begin
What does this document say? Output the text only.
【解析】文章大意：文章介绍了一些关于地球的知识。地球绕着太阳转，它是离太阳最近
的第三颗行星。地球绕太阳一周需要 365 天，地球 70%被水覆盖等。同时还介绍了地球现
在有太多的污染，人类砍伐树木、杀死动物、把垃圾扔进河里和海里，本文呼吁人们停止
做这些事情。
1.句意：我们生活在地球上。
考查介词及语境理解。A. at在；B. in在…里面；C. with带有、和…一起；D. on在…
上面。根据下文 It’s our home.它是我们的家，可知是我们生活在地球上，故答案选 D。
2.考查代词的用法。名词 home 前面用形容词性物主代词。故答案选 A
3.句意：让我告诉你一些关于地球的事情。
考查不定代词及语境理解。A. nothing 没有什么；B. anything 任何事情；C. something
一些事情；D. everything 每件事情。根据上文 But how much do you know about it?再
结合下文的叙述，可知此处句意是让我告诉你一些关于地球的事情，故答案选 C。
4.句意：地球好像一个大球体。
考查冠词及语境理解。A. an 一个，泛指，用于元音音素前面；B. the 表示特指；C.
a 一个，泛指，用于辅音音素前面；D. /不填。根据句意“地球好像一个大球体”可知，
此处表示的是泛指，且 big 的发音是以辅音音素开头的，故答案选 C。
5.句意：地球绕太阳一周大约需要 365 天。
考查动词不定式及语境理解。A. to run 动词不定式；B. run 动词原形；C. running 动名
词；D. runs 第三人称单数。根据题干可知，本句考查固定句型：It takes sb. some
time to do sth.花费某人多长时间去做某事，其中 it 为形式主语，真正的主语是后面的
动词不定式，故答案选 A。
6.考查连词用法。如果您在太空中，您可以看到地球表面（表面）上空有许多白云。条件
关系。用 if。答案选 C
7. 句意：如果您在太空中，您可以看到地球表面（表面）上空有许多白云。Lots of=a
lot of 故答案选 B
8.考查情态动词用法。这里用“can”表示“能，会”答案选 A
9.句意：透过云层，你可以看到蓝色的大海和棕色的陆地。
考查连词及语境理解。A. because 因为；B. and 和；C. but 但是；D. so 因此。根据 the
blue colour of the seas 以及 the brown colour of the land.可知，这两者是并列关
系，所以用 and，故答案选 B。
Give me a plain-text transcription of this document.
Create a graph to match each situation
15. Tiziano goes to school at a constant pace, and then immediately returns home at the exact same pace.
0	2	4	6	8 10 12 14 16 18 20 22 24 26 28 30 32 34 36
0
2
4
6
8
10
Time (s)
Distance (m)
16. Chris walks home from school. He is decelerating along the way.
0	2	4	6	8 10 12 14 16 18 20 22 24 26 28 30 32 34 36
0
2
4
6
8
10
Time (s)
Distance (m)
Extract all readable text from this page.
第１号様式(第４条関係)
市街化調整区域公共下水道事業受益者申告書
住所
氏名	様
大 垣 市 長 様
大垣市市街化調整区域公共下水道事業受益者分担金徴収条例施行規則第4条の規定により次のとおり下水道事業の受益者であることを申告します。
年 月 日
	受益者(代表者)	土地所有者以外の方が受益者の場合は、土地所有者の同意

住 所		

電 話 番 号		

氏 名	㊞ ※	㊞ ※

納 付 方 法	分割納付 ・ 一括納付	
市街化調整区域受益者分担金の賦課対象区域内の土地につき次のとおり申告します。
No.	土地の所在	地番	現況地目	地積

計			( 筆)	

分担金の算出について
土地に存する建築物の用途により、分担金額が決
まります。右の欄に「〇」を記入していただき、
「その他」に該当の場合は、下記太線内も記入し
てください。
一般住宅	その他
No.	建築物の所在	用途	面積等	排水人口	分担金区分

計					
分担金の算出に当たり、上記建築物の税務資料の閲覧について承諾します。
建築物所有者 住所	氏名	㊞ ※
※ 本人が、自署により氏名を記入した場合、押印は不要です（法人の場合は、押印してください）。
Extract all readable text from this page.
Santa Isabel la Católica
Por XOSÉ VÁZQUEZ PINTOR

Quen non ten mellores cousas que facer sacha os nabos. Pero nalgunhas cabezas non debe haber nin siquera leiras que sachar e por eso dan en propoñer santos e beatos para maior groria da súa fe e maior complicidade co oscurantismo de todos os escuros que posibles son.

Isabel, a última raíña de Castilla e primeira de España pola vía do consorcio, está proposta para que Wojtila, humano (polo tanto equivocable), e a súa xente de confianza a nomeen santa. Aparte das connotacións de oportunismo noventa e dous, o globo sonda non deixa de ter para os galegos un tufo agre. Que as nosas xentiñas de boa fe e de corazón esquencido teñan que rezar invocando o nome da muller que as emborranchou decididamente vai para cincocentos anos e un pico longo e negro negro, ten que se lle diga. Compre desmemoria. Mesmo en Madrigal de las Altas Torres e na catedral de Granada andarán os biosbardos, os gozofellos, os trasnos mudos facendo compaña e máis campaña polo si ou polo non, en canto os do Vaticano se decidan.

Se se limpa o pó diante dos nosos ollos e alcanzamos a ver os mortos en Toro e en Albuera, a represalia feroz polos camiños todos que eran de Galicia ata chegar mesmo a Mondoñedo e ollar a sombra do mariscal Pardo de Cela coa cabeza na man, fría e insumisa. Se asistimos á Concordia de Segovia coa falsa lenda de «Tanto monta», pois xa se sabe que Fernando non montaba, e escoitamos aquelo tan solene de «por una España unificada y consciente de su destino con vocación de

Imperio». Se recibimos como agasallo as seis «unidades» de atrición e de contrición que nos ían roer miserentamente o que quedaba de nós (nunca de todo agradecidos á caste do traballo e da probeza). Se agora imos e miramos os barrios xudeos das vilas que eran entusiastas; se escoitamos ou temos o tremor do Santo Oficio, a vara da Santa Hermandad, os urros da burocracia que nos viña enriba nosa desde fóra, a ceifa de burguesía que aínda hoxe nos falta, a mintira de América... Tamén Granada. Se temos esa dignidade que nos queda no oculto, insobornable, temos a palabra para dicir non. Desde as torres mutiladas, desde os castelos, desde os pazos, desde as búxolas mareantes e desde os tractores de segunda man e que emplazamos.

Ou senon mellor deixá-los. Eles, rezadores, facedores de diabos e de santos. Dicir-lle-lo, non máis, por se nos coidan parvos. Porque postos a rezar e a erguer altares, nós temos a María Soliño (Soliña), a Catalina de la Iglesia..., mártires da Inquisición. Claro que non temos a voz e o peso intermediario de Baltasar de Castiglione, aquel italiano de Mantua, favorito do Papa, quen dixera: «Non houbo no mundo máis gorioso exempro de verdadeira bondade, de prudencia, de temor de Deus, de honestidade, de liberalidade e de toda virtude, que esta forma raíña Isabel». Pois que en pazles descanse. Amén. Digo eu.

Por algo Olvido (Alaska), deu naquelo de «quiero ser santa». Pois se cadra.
end
What needs to be done: Lines in the records that hold the word "上空有许多白云" are to be counted; give only the total.

Written response: 2